# INSTRUCTION
Copy each line of the data below with the word "thành".

───── SUPPLIED MATERIAL

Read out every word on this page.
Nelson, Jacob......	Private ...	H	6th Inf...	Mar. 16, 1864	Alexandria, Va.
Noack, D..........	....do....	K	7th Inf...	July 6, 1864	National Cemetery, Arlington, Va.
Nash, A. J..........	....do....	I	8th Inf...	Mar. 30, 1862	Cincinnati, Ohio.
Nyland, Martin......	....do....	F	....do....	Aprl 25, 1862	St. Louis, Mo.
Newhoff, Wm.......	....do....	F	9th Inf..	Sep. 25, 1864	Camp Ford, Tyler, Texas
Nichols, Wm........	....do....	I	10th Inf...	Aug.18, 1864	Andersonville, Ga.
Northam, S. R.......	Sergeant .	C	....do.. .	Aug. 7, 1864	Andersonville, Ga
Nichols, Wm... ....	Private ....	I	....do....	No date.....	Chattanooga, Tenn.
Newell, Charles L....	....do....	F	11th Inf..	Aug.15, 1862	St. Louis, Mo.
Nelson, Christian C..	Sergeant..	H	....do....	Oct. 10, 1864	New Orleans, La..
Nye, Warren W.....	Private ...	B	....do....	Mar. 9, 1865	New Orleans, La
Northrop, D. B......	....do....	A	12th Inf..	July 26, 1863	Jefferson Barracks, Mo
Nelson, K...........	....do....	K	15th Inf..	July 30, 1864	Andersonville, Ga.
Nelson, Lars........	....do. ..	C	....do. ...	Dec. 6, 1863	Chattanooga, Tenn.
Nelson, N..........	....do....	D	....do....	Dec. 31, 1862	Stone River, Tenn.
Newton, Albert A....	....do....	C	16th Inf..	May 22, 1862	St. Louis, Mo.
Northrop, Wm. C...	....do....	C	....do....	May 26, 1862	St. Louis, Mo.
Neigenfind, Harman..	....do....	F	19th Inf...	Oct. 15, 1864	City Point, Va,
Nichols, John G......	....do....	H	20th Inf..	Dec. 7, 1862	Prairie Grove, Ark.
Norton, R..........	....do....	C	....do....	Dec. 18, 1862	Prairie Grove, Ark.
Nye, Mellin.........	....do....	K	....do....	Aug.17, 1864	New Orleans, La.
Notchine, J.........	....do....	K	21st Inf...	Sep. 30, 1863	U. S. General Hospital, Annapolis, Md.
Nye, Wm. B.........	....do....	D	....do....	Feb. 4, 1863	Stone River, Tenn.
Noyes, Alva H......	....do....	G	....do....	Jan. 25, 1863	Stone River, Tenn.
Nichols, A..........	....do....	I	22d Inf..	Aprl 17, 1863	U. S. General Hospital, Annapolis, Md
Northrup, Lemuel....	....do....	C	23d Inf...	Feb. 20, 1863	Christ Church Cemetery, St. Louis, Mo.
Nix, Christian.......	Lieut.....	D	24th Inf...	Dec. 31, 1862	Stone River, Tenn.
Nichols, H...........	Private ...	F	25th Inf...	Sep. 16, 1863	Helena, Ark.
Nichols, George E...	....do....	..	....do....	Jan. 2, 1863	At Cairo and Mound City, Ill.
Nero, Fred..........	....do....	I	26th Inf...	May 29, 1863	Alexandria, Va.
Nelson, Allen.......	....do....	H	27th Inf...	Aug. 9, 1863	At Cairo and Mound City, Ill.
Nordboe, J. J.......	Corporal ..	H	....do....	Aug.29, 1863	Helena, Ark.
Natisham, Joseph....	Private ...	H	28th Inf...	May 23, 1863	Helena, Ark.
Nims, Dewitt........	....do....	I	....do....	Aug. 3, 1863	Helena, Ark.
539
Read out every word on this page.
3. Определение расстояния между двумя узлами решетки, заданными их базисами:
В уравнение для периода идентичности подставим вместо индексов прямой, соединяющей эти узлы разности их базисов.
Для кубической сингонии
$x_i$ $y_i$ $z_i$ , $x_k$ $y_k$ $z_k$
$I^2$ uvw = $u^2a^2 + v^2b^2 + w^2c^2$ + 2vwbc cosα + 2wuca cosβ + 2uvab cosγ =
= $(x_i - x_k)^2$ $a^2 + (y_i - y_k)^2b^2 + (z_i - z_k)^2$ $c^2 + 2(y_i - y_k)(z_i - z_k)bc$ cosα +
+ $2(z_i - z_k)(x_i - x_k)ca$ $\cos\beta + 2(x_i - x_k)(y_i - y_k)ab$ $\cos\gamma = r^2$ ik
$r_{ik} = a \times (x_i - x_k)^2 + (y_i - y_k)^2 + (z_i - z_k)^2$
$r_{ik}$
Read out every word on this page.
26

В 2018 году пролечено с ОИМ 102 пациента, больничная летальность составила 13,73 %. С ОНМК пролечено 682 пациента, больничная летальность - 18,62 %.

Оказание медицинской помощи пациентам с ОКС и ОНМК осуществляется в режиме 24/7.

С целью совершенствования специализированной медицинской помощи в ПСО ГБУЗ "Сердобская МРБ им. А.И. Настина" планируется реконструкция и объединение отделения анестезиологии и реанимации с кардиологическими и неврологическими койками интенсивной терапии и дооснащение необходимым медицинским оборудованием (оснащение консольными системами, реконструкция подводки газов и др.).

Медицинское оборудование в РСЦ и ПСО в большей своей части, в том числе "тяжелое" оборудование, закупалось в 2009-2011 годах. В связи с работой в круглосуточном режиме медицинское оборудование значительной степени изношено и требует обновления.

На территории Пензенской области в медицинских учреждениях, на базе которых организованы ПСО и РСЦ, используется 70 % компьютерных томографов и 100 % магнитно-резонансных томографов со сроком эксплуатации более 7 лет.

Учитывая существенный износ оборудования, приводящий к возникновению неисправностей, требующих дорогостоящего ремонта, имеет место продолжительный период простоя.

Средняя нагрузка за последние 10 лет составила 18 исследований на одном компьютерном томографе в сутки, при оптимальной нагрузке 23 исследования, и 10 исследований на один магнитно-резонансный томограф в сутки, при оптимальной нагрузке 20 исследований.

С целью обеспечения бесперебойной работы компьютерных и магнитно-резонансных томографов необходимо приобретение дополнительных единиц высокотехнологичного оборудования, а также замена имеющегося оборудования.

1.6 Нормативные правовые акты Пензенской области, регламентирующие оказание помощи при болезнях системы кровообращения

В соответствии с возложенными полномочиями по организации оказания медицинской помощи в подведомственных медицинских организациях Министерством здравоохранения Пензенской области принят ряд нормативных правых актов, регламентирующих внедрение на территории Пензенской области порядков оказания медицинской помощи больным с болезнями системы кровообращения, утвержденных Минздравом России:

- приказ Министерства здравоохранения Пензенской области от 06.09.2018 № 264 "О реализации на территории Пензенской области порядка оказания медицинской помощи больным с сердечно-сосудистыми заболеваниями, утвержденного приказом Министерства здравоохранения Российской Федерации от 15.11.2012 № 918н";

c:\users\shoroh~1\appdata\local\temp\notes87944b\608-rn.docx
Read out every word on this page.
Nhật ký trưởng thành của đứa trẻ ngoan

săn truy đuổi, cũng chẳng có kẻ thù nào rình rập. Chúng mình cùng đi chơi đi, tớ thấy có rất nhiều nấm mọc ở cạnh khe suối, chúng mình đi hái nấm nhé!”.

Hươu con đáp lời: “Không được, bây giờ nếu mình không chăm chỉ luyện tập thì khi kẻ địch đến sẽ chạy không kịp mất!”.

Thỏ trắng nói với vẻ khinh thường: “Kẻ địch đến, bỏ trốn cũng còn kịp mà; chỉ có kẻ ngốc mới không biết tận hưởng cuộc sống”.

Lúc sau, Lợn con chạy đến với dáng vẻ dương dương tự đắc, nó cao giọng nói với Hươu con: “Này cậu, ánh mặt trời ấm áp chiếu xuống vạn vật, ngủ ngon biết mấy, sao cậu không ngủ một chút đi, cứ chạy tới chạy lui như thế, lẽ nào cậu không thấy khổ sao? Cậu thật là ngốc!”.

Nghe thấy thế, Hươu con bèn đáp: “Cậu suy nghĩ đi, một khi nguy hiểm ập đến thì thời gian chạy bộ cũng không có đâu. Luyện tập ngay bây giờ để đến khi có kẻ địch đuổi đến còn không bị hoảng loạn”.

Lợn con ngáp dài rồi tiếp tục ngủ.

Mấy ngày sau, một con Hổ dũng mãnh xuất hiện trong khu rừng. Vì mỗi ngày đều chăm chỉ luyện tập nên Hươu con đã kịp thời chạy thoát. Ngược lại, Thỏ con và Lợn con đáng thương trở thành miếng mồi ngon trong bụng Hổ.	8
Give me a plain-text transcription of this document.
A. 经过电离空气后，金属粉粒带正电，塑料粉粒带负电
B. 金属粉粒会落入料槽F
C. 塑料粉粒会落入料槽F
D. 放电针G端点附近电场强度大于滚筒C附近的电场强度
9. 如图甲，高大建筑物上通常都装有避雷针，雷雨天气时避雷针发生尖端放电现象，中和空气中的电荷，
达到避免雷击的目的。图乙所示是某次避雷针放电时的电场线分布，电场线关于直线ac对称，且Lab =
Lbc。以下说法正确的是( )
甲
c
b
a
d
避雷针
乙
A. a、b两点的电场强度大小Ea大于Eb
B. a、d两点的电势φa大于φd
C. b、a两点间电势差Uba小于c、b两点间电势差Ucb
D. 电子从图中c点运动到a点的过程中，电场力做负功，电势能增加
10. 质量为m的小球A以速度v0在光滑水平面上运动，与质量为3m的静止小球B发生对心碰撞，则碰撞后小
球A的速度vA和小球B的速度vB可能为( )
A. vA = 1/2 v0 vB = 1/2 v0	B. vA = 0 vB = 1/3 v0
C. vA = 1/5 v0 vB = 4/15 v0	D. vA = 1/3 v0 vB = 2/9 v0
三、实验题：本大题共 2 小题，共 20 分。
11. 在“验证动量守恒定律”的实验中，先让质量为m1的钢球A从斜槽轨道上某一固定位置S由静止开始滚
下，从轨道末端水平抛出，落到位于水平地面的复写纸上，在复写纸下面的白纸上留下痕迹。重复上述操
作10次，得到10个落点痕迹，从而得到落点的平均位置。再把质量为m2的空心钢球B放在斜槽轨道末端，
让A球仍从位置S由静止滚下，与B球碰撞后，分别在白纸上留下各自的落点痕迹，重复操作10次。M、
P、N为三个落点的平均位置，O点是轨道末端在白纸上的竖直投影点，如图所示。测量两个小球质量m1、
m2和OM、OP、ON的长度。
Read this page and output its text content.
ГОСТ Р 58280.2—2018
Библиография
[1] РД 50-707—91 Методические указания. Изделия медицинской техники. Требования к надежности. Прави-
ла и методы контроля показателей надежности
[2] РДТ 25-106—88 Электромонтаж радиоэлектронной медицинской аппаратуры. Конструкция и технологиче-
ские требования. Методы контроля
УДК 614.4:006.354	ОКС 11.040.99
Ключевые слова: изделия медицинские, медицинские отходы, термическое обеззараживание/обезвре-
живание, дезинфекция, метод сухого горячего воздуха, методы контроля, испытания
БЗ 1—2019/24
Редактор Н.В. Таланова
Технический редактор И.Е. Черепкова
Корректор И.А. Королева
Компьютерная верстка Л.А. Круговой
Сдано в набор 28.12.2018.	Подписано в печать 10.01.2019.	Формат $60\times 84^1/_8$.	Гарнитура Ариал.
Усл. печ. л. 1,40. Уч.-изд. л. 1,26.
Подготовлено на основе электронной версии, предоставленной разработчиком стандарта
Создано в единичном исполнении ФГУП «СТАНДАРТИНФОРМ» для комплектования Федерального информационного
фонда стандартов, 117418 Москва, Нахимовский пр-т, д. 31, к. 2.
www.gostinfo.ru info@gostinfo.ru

──────────

# SOLUTION TO THIS PROBLEM
Nhật ký trưởng thành của đứa trẻ ngoan
Mấy ngày sau, một con Hổ dũng mãnh xuất hiện trong khu rừng. Vì mỗi ngày đều chăm chỉ luyện tập nên Hươu con đã kịp thời chạy thoát. Ngược lại, Thỏ con và Lợn con đáng thương trở thành miếng mồi ngon trong bụng Hổ.	8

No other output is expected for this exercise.